THE RECORDS:
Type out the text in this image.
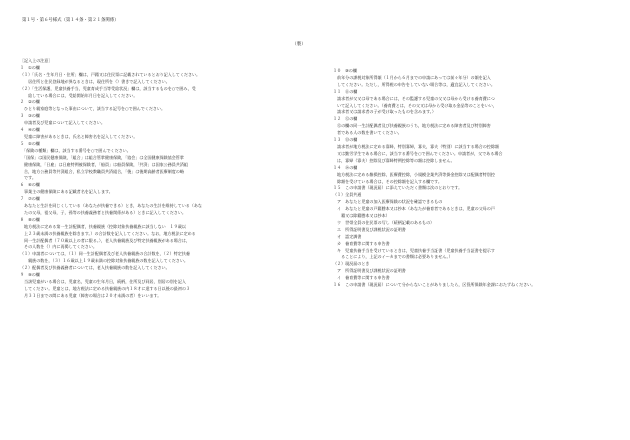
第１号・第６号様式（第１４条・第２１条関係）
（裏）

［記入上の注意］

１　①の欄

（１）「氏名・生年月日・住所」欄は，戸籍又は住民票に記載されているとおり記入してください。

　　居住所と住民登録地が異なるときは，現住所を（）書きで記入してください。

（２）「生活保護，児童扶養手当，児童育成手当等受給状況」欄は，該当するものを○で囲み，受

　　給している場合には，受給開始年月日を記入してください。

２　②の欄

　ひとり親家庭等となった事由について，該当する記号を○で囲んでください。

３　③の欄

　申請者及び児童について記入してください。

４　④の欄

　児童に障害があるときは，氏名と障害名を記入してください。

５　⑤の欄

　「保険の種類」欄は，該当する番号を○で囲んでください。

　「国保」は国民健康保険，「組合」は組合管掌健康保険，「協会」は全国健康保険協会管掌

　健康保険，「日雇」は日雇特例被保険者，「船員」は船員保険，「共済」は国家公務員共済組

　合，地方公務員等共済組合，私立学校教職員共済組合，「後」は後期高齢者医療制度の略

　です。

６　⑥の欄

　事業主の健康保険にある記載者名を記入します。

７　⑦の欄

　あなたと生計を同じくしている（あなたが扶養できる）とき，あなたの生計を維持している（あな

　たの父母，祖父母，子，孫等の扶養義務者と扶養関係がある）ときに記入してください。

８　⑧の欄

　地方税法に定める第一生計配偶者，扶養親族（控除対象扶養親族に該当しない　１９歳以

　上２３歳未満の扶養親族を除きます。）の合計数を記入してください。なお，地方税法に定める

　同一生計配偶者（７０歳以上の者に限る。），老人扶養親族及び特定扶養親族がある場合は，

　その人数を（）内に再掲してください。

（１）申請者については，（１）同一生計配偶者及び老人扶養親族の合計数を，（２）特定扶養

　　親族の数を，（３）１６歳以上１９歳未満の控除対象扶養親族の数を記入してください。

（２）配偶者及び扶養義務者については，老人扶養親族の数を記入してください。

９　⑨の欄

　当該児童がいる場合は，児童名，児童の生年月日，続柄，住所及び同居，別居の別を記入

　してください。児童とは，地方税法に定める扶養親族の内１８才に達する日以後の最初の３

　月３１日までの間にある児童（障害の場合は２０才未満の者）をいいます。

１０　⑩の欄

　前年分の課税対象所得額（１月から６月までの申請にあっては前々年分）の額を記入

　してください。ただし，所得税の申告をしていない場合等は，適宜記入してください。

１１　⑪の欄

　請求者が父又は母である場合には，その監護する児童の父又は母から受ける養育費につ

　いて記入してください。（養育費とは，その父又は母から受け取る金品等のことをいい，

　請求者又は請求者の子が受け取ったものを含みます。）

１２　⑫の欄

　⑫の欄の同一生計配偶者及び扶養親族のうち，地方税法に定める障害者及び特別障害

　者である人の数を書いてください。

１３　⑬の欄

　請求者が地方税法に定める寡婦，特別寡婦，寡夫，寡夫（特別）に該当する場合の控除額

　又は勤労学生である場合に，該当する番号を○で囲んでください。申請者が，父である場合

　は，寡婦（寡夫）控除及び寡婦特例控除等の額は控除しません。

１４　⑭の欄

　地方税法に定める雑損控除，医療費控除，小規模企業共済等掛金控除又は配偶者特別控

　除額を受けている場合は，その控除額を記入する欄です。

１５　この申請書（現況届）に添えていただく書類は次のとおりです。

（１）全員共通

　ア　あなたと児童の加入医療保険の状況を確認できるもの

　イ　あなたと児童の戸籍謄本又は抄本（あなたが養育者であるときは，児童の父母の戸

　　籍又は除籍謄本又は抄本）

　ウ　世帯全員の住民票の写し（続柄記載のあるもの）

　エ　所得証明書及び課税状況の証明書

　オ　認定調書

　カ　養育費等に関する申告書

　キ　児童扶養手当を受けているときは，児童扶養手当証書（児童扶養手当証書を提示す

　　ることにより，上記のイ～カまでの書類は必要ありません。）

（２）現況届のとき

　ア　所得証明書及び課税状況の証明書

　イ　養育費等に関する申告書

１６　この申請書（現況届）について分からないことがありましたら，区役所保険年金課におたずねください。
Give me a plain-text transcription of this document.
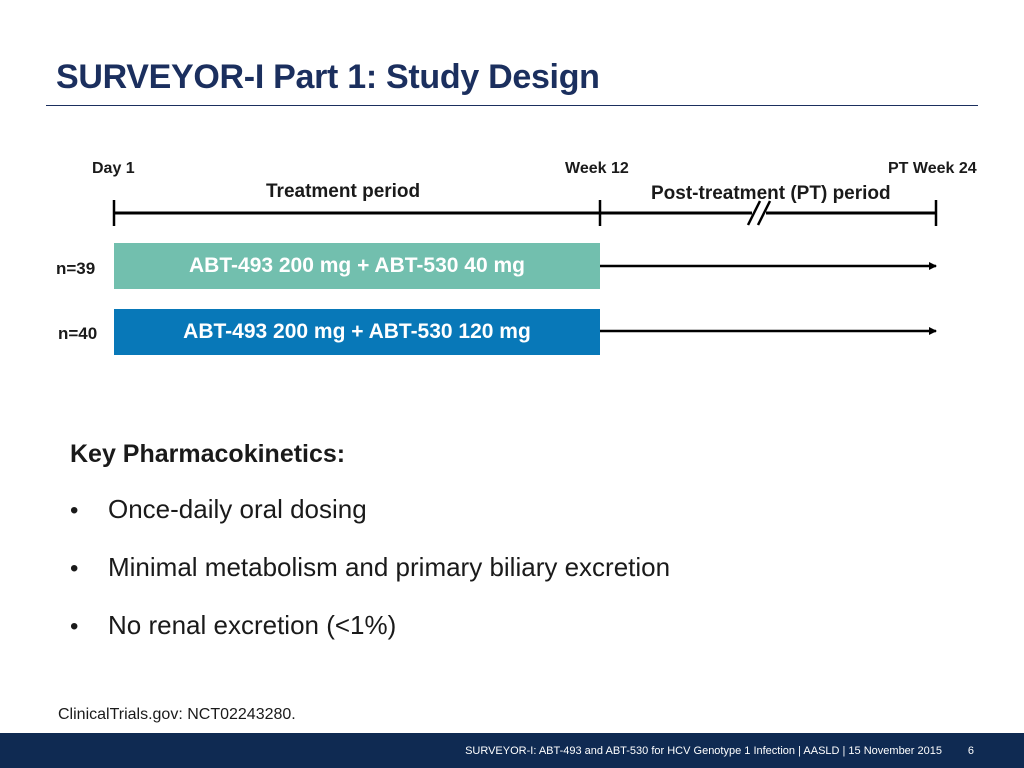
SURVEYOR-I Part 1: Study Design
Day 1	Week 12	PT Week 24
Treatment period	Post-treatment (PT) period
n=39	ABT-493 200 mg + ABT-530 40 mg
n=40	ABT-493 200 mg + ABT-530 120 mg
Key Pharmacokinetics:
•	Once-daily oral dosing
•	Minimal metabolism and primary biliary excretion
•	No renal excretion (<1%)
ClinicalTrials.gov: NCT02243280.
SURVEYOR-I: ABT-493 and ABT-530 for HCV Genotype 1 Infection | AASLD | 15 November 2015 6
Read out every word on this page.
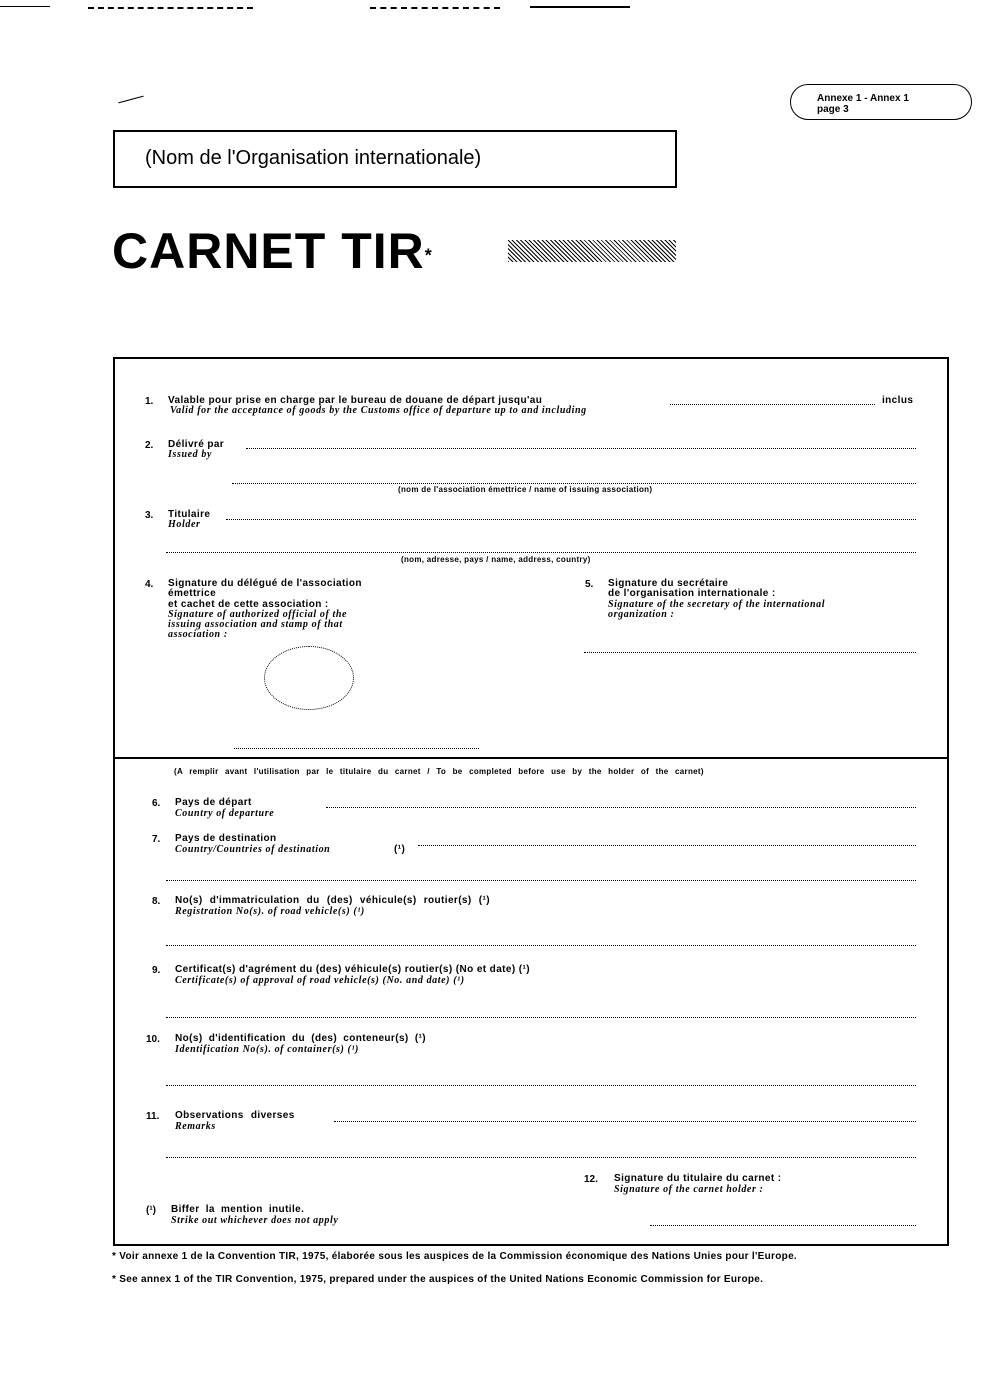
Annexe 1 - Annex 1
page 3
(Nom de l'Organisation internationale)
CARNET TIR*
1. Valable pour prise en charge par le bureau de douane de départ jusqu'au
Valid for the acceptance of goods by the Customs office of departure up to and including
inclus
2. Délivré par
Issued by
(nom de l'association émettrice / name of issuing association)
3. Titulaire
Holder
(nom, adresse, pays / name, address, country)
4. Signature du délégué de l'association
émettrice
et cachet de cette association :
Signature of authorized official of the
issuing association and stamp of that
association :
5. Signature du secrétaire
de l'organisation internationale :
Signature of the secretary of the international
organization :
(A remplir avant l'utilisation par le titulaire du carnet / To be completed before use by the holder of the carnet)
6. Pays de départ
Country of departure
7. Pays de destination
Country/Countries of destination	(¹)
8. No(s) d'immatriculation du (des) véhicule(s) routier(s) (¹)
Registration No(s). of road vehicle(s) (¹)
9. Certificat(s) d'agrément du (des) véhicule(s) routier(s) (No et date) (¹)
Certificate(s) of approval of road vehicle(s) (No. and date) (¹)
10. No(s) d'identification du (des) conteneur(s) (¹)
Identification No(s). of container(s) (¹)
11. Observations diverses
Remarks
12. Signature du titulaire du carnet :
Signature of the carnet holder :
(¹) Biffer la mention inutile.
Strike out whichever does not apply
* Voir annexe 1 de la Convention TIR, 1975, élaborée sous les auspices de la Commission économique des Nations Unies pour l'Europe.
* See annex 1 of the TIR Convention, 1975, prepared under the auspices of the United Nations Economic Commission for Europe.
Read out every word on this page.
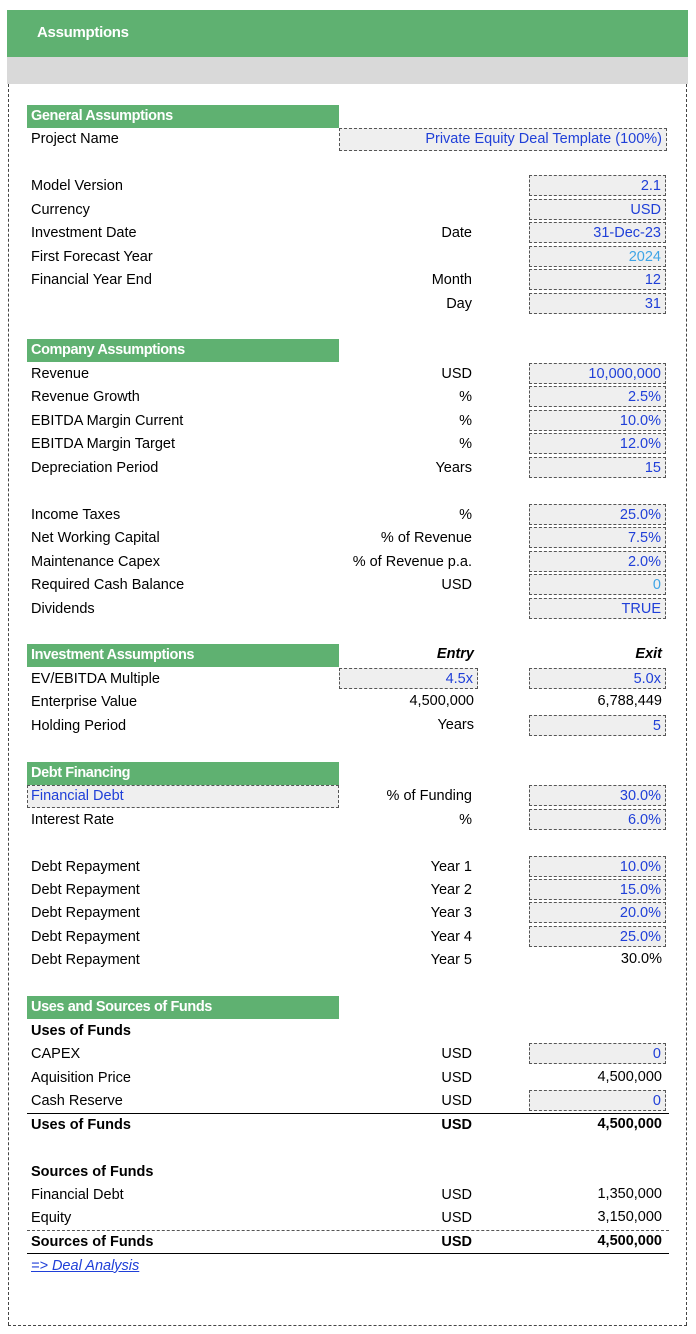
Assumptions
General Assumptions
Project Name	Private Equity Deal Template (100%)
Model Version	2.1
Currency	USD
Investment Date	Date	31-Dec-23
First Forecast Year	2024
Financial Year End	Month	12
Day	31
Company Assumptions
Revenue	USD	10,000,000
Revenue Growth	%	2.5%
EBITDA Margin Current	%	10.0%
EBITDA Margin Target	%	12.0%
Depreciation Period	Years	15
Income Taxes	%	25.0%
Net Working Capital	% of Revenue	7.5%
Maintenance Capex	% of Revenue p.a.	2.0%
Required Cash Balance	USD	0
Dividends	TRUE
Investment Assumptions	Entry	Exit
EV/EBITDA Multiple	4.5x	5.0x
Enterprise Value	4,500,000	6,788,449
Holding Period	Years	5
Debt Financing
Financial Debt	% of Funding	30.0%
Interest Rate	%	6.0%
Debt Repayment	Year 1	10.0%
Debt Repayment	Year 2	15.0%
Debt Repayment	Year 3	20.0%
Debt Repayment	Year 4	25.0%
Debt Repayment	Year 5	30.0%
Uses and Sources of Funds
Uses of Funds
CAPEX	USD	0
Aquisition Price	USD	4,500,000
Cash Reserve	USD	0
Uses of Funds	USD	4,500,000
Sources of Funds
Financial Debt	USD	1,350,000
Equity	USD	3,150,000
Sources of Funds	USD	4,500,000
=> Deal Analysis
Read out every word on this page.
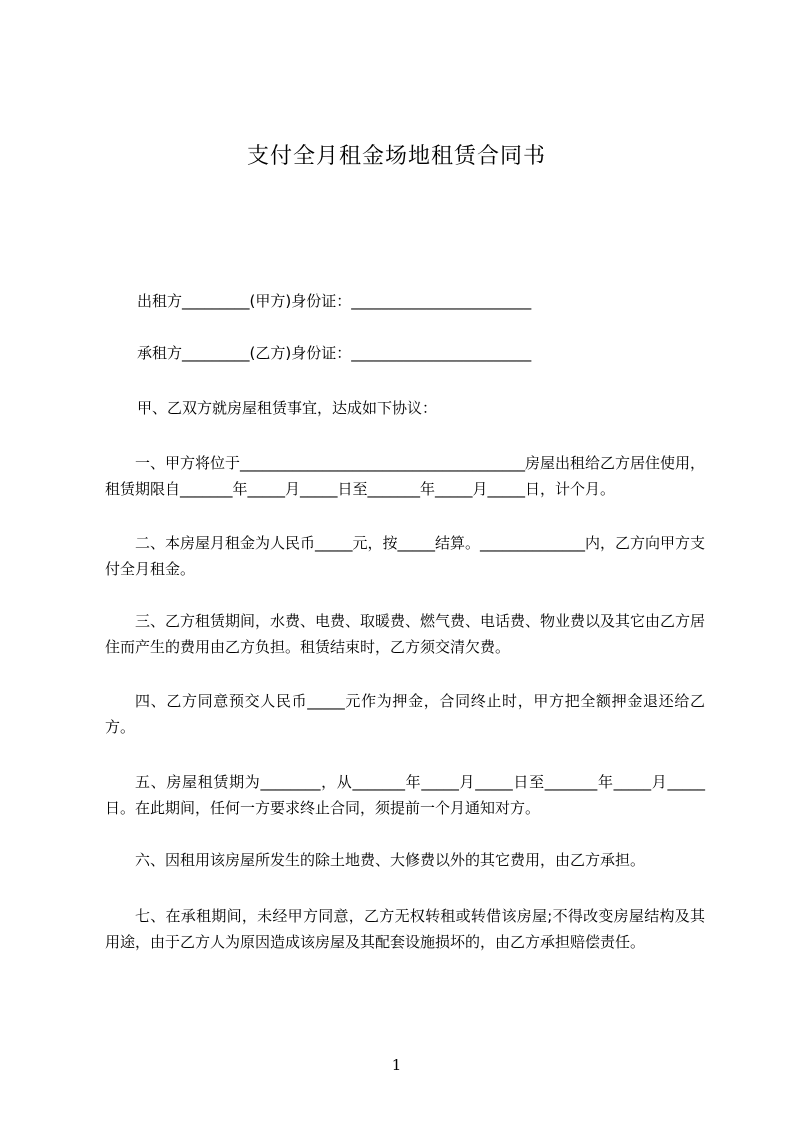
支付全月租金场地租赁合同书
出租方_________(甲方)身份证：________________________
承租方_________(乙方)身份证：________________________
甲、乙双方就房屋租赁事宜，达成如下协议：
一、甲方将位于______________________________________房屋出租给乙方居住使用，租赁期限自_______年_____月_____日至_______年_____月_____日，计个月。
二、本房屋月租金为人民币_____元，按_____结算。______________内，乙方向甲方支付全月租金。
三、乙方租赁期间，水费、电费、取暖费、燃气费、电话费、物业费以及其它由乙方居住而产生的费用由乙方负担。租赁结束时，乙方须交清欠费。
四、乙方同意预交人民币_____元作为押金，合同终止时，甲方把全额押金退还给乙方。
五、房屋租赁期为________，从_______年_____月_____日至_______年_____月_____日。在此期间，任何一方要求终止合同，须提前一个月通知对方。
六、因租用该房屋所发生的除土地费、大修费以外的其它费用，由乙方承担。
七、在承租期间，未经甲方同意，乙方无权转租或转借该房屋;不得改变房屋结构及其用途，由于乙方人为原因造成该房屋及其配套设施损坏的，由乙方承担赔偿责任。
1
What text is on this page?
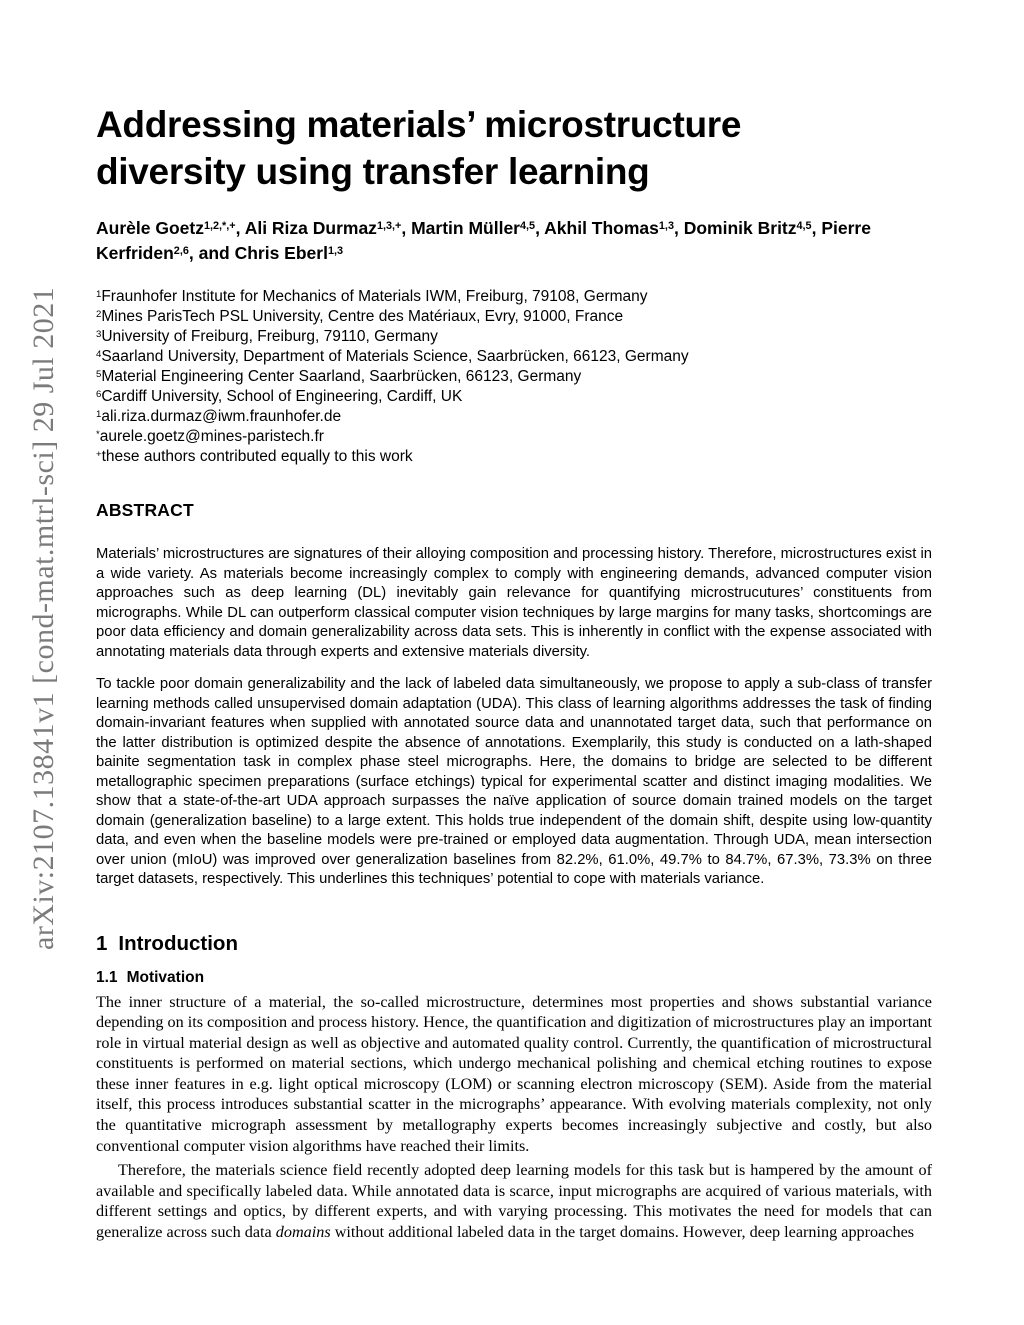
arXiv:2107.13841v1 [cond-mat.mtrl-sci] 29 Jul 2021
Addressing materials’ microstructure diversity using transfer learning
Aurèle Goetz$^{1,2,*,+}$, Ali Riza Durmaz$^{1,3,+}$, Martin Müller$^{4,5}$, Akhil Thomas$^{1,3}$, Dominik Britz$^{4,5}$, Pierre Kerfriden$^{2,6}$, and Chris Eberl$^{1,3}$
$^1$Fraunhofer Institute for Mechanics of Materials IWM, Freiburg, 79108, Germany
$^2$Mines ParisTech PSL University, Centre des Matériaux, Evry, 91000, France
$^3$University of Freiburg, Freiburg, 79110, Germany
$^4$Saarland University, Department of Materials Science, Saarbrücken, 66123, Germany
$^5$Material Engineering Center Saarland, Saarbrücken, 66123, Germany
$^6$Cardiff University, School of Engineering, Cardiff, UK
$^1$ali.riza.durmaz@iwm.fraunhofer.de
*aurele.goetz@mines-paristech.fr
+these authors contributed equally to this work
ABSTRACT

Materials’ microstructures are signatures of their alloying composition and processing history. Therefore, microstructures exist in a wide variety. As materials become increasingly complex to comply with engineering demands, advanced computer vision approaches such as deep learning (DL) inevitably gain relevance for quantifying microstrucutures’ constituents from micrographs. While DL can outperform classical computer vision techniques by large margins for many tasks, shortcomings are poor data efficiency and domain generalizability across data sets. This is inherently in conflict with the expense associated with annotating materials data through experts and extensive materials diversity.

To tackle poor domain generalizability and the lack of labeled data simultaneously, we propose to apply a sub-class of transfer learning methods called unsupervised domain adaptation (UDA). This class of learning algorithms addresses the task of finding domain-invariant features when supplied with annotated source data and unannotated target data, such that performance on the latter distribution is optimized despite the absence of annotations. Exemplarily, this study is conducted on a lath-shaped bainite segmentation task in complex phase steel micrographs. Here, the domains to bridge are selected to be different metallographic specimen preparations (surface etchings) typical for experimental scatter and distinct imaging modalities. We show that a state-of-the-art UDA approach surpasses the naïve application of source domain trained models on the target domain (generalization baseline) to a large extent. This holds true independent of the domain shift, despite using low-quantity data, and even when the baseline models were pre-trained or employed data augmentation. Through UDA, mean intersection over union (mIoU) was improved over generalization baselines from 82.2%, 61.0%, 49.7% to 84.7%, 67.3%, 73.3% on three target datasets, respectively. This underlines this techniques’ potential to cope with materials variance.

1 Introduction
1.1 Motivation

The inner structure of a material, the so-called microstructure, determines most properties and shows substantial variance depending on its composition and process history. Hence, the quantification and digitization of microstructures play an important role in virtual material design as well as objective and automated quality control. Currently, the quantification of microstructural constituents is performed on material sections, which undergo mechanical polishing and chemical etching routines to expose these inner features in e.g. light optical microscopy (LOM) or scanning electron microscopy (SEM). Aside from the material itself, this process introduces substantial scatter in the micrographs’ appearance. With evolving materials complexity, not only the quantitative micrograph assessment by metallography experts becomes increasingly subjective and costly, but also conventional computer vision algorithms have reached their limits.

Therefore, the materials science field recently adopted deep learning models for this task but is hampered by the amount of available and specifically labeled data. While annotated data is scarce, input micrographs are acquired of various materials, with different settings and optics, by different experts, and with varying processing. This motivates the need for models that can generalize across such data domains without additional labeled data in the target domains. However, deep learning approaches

EXERCISE INSTRUCTIONS: Using the records above, copy every line that has the word "Investment" in it.

CORRECT OUTPUT:
Investment Date	Date	31-Dec-23
Investment Assumptions	Entry	Exit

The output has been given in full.